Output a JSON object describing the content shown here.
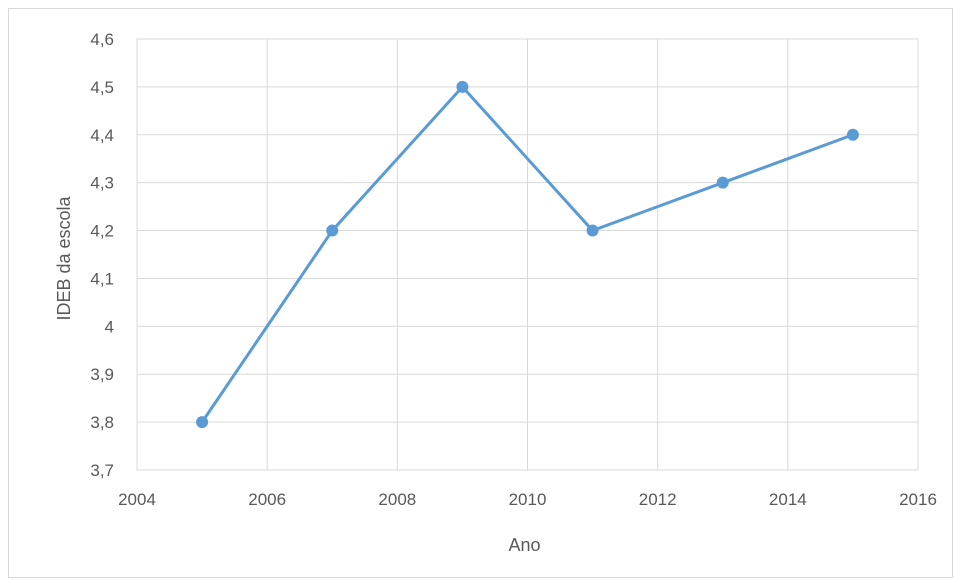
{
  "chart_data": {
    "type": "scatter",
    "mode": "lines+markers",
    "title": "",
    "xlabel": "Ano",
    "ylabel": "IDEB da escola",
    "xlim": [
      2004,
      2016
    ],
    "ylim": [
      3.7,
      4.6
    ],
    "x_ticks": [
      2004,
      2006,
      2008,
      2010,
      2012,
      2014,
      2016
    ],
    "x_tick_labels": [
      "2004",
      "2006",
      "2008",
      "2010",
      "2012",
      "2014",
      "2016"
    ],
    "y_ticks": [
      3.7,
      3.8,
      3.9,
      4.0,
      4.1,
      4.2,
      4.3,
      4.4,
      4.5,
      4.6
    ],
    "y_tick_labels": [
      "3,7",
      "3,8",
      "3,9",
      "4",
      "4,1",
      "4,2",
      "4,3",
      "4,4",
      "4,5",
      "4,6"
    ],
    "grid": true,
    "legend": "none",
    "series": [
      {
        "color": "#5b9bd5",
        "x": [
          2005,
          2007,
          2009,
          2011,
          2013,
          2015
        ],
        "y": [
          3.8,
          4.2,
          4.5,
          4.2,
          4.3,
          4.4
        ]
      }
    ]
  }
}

------------------------------------------------

*SHORT EXERCISE*:
Every record above should be written out again without change, except that the pictures are left out.

*COMPLETE OUTPUT*:
Output a JSON object describing the content shown here.
{
  "chart_data": {
    "type": "scatter",
    "mode": "lines+markers",
    "title": "",
    "xlabel": "Ano",
    "ylabel": "IDEB da escola",
    "xlim": [
      2004,
      2016
    ],
    "ylim": [
      3.7,
      4.6
    ],
    "x_ticks": [
      2004,
      2006,
      2008,
      2010,
      2012,
      2014,
      2016
    ],
    "x_tick_labels": [
      "2004",
      "2006",
      "2008",
      "2010",
      "2012",
      "2014",
      "2016"
    ],
    "y_ticks": [
      3.7,
      3.8,
      3.9,
      4.0,
      4.1,
      4.2,
      4.3,
      4.4,
      4.5,
      4.6
    ],
    "y_tick_labels": [
      "3,7",
      "3,8",
      "3,9",
      "4",
      "4,1",
      "4,2",
      "4,3",
      "4,4",
      "4,5",
      "4,6"
    ],
    "grid": true,
    "legend": "none",
    "series": [
      {
        "color": "#5b9bd5",
        "x": [
          2005,
          2007,
          2009,
          2011,
          2013,
          2015
        ],
        "y": [
          3.8,
          4.2,
          4.5,
          4.2,
          4.3,
          4.4
        ]
      }
    ]
  }
}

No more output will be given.